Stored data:
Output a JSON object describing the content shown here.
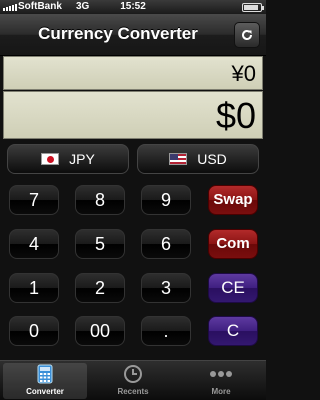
{
  "status": {
    "carrier": "SoftBank",
    "network": "3G",
    "time": "15:52"
  },
  "nav": {
    "title": "Currency Converter"
  },
  "display": {
    "source_value": "¥0",
    "target_value": "$0"
  },
  "currency": {
    "from_code": "JPY",
    "to_code": "USD"
  },
  "keys": {
    "k7": "7",
    "k8": "8",
    "k9": "9",
    "swap": "Swap",
    "k4": "4",
    "k5": "5",
    "k6": "6",
    "com": "Com",
    "k1": "1",
    "k2": "2",
    "k3": "3",
    "ce": "CE",
    "k0": "0",
    "k00": "00",
    "dot": ".",
    "clear": "C"
  },
  "tabs": {
    "converter": "Converter",
    "recents": "Recents",
    "more": "More"
  },
  "colors": {
    "display_bg": "#d8d8c2",
    "red_key": "#8a1414",
    "purple_key": "#3f1f80"
  }
}
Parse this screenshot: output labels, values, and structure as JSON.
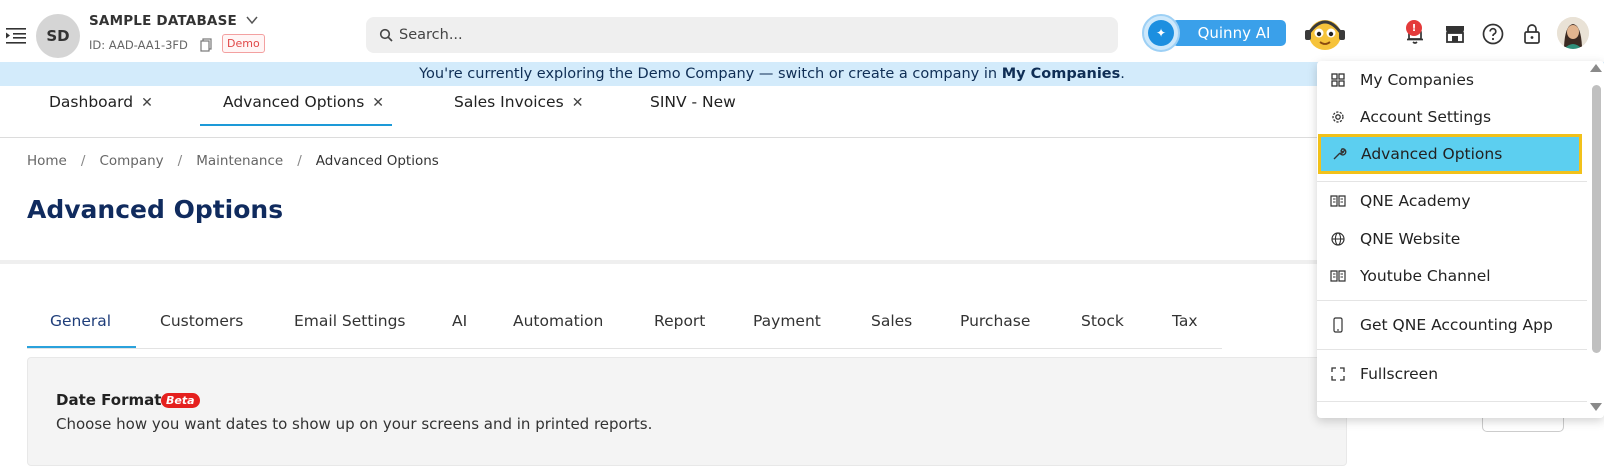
{
  "header": {
    "avatar_initials": "SD",
    "database_name": "SAMPLE DATABASE",
    "database_id": "ID: AAD-AA1-3FD",
    "demo_badge": "Demo",
    "search_placeholder": "Search...",
    "ai_button_label": "Quinny AI",
    "notification_count": "!"
  },
  "banner": {
    "text": "You're currently exploring the Demo Company — switch or create a company in ",
    "link": "My Companies",
    "suffix": "."
  },
  "doc_tabs": [
    {
      "label": "Dashboard",
      "closable": true
    },
    {
      "label": "Advanced Options",
      "closable": true,
      "active": true
    },
    {
      "label": "Sales Invoices",
      "closable": true
    },
    {
      "label": "SINV - New",
      "closable": false
    }
  ],
  "close_glyph": "✕",
  "breadcrumb": {
    "items": [
      "Home",
      "Company",
      "Maintenance",
      "Advanced Options"
    ],
    "separator": "/"
  },
  "page": {
    "title": "Advanced Options"
  },
  "settings_tabs": [
    "General",
    "Customers",
    "Email Settings",
    "AI",
    "Automation",
    "Report",
    "Payment",
    "Sales",
    "Purchase",
    "Stock",
    "Tax"
  ],
  "settings_active_tab": "General",
  "panel": {
    "title": "Date Format",
    "badge": "Beta",
    "description": "Choose how you want dates to show up on your screens and in printed reports."
  },
  "user_menu": {
    "items": [
      {
        "label": "My Companies",
        "icon": "grid-icon"
      },
      {
        "label": "Account Settings",
        "icon": "gear-icon"
      },
      {
        "label": "Advanced Options",
        "icon": "wrench-icon",
        "highlighted": true
      },
      {
        "label": "QNE Academy",
        "icon": "book-icon"
      },
      {
        "label": "QNE Website",
        "icon": "globe-icon"
      },
      {
        "label": "Youtube Channel",
        "icon": "book-icon"
      },
      {
        "label": "Get QNE Accounting App",
        "icon": "mobile-icon"
      },
      {
        "label": "Fullscreen",
        "icon": "fullscreen-icon"
      }
    ]
  },
  "colors": {
    "banner_bg": "#d3ebfb",
    "title": "#102b5e",
    "accent_underline": "#2aa2dc",
    "highlight_bg": "#5ccff0",
    "highlight_border": "#f2c11a",
    "beta_badge": "#e5201e"
  }
}
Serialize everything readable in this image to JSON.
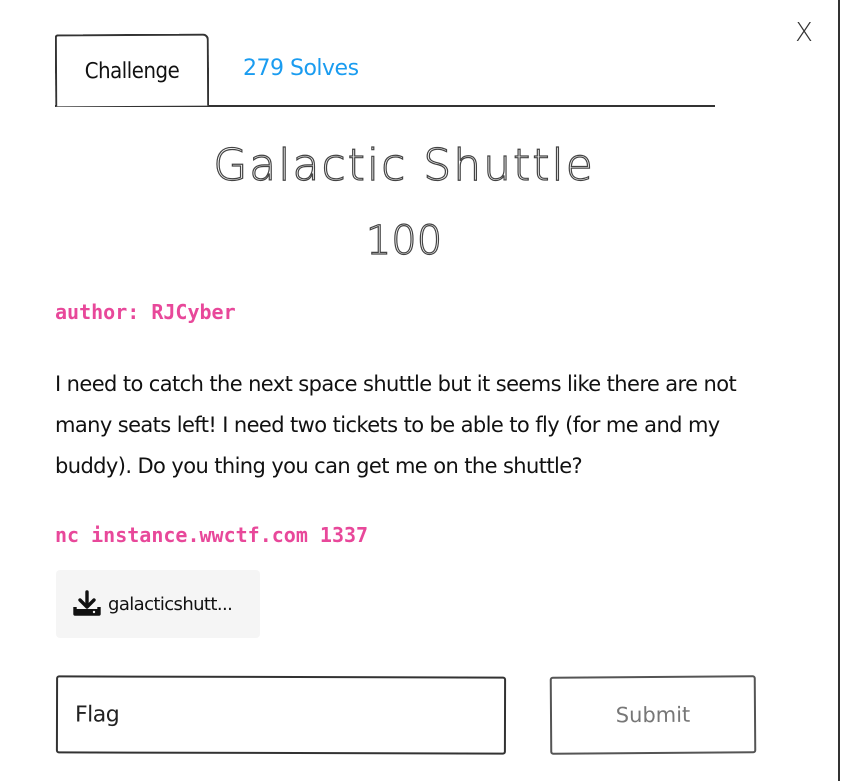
{
  "modal": {
    "close_label": "X"
  },
  "tabs": {
    "challenge_label": "Challenge",
    "solves_label": "279 Solves"
  },
  "challenge": {
    "name": "Galactic Shuttle",
    "points": "100",
    "author": "author: RJCyber",
    "description": "I need to catch the next space shuttle but it seems like there are not many seats left! I need two tickets to be able to fly (for me and my buddy). Do you thing you can get me on the shuttle?",
    "connection": "nc instance.wwctf.com 1337"
  },
  "file": {
    "icon": "download-icon",
    "label": "galacticshutt..."
  },
  "form": {
    "flag_placeholder": "Flag",
    "submit_label": "Submit"
  },
  "colors": {
    "accent_pink": "#e8489a",
    "link_blue": "#1a9cf0"
  }
}
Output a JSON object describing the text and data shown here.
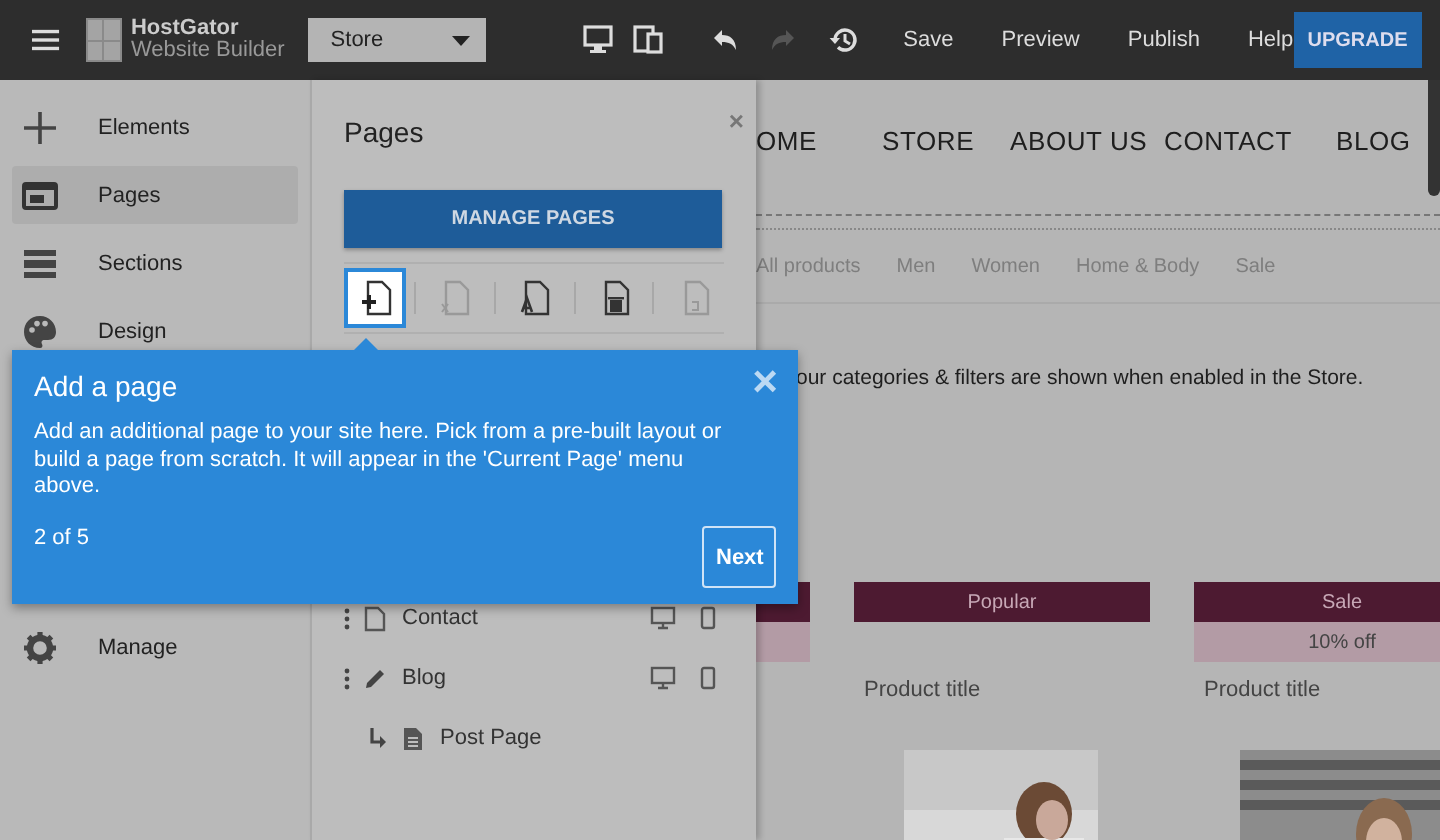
{
  "topbar": {
    "brand": {
      "name": "HostGator",
      "subtitle": "Website Builder"
    },
    "page_select": {
      "value": "Store"
    },
    "devices": [
      {
        "kind": "desktop"
      },
      {
        "kind": "tablet"
      }
    ],
    "history": [
      {
        "kind": "undo",
        "disabled": false
      },
      {
        "kind": "redo",
        "disabled": true
      },
      {
        "kind": "history",
        "disabled": false
      }
    ],
    "actions": [
      "Save",
      "Preview",
      "Publish",
      "Help"
    ],
    "upgrade": "UPGRADE"
  },
  "sidebar": {
    "items": [
      {
        "kind": "plus",
        "label": "Elements",
        "selected": false
      },
      {
        "kind": "pages",
        "label": "Pages",
        "selected": true
      },
      {
        "kind": "sections",
        "label": "Sections",
        "selected": false
      },
      {
        "kind": "palette",
        "label": "Design",
        "selected": false
      },
      {
        "kind": "gear",
        "label": "Manage",
        "selected": false
      }
    ]
  },
  "pages_panel": {
    "title": "Pages",
    "close": "×",
    "button": "MANAGE PAGES",
    "tools": [
      {
        "kind": "add",
        "selected": true
      },
      {
        "kind": "duplicate",
        "selected": false
      },
      {
        "kind": "rename",
        "selected": false
      },
      {
        "kind": "delete",
        "selected": false
      },
      {
        "kind": "restore",
        "selected": false
      }
    ],
    "pages": [
      {
        "kind": "page",
        "name": "Contact"
      },
      {
        "kind": "blog",
        "name": "Blog",
        "children": [
          {
            "kind": "post",
            "name": "Post Page"
          }
        ]
      }
    ]
  },
  "site": {
    "nav": [
      "OME",
      "STORE",
      "ABOUT US",
      "CONTACT",
      "BLOG"
    ],
    "filters": [
      "All products",
      "Men",
      "Women",
      "Home & Body",
      "Sale"
    ],
    "note": "our categories & filters are shown when enabled in the Store.",
    "products": [
      {
        "kind": "cut"
      },
      {
        "kind": "card",
        "badge": "Popular",
        "title": "Product title"
      },
      {
        "kind": "card",
        "badge": "Sale",
        "discount": "10% off",
        "title": "Product title"
      }
    ]
  },
  "tour": {
    "title": "Add a page",
    "close": "×",
    "text": "Add an additional page to your site here. Pick from a pre-built layout or build a page from scratch. It will appear in the 'Current Page' menu above.",
    "step": "2 of 5",
    "button": "Next"
  }
}
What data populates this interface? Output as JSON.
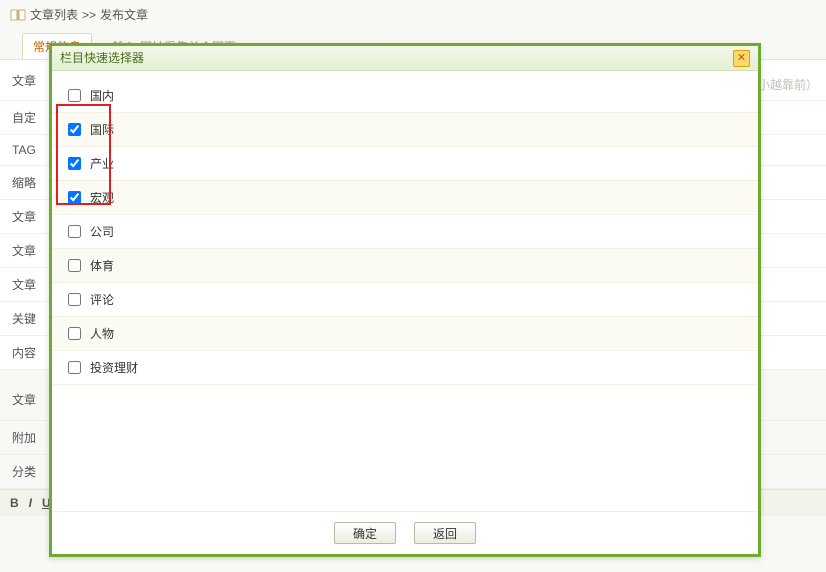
{
  "crumb": {
    "main": "文章列表",
    "sep": ">>",
    "sub": "发布文章"
  },
  "tab": {
    "label": "常规信息",
    "hint": "▸ 输入 网址采集单个网页 ▸"
  },
  "form": {
    "rows": [
      "文章",
      "自定",
      "TAG",
      "缩略",
      "文章",
      "文章",
      "文章",
      "关键",
      "内容"
    ],
    "title_placeholder": "",
    "sort_hint": "(越小越靠前）"
  },
  "section2": {
    "heading": "文章"
  },
  "attach": {
    "label": "附加"
  },
  "cat": {
    "label": "分类"
  },
  "modal": {
    "title": "栏目快速选择器",
    "categories": [
      {
        "name": "国内",
        "checked": false
      },
      {
        "name": "国际",
        "checked": true
      },
      {
        "name": "产业",
        "checked": true
      },
      {
        "name": "宏观",
        "checked": true
      },
      {
        "name": "公司",
        "checked": false
      },
      {
        "name": "体育",
        "checked": false
      },
      {
        "name": "评论",
        "checked": false
      },
      {
        "name": "人物",
        "checked": false
      },
      {
        "name": "投资理财",
        "checked": false
      }
    ],
    "ok": "确定",
    "back": "返回"
  },
  "toolbar": {
    "items": [
      "B",
      "I",
      "U"
    ]
  }
}
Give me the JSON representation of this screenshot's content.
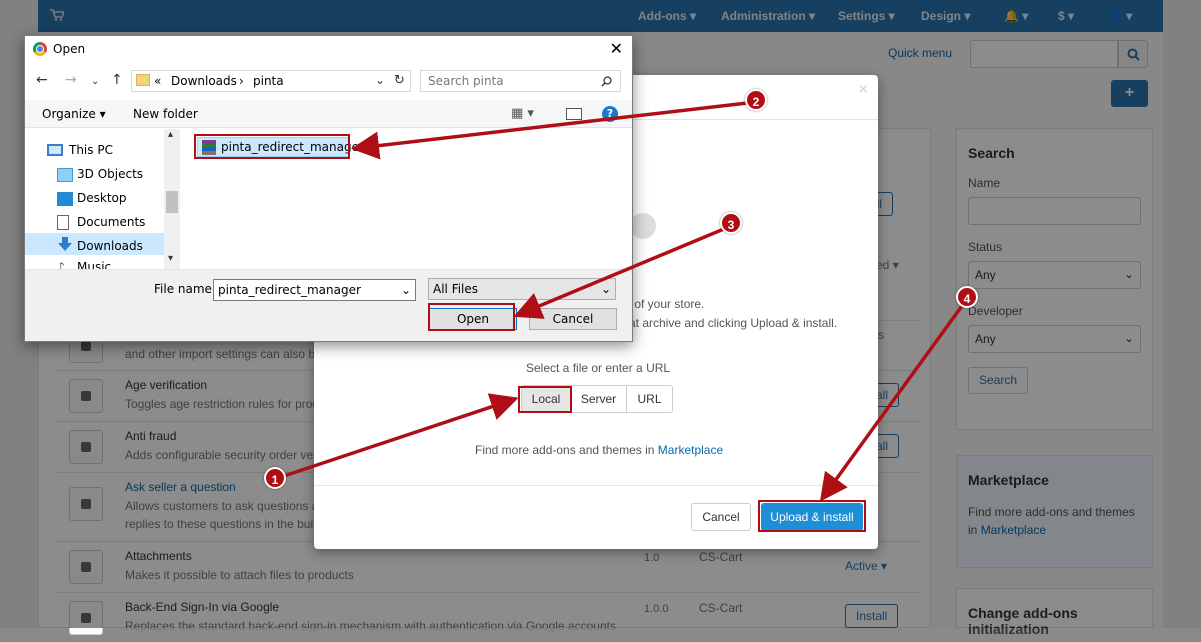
{
  "topnav": {
    "addons": "Add-ons",
    "administration": "Administration",
    "settings": "Settings",
    "design": "Design",
    "currency": "$"
  },
  "header": {
    "quick_menu": "Quick menu",
    "add_button": "+"
  },
  "addons_list": [
    {
      "desc": "and other import settings can also b"
    },
    {
      "title": "Age verification",
      "desc": "Toggles age restriction rules for prod"
    },
    {
      "title": "Anti fraud",
      "desc": "Adds configurable security order ver"
    },
    {
      "title": "Ask seller a question",
      "desc": "Allows customers to ask questions a",
      "desc2": "replies to these questions in the bui"
    },
    {
      "title": "Attachments",
      "desc": "Makes it possible to attach files to products",
      "version": "1.0",
      "developer": "CS-Cart",
      "status": "Active"
    },
    {
      "title": "Back-End Sign-In via Google",
      "desc": "Replaces the standard back-end sign-in mechanism with authentication via Google accounts",
      "version": "1.0.0",
      "developer": "CS-Cart",
      "action": "Install"
    }
  ],
  "row_actions": {
    "install_1": "all",
    "install_2": "all",
    "install_3": "all",
    "status_partial": "ed",
    "partial_1": "s",
    "install_full": "Install",
    "active": "Active"
  },
  "sidebar": {
    "search_title": "Search",
    "name_label": "Name",
    "status_label": "Status",
    "status_value": "Any",
    "developer_label": "Developer",
    "developer_value": "Any",
    "search_button": "Search",
    "marketplace_title": "Marketplace",
    "marketplace_text": "Find more add-ons and themes in",
    "marketplace_link": "Marketplace",
    "change_title": "Change add-ons",
    "change_title2": "initialization"
  },
  "modal": {
    "close": "×",
    "line1": "ity of your store.",
    "line2": "at archive and clicking Upload & install.",
    "select_label": "Select a file or enter a URL",
    "tabs": [
      "Local",
      "Server",
      "URL"
    ],
    "find_more": "Find more add-ons and themes in",
    "marketplace_link": "Marketplace",
    "cancel": "Cancel",
    "upload": "Upload & install"
  },
  "open_dialog": {
    "title": "Open",
    "close": "✕",
    "path": [
      "«",
      "Downloads",
      "pinta"
    ],
    "search_placeholder": "Search pinta",
    "organize": "Organize",
    "new_folder": "New folder",
    "tree": [
      "This PC",
      "3D Objects",
      "Desktop",
      "Documents",
      "Downloads",
      "Music"
    ],
    "file": "pinta_redirect_manager",
    "filename_label": "File name:",
    "filename_value": "pinta_redirect_manager",
    "filetype": "All Files",
    "open_btn": "Open",
    "cancel_btn": "Cancel"
  },
  "callouts": [
    "1",
    "2",
    "3",
    "4"
  ],
  "colors": {
    "topbar": "#2a73ad",
    "accent": "#1e8ed6",
    "annotation_red": "#b00e15"
  }
}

### To be done
Read the entries and pick out all lines that include the word "Company".

### Solved problem
    "text": "You're currently exploring the Demo Company — switch or create a company in ",
      "Company",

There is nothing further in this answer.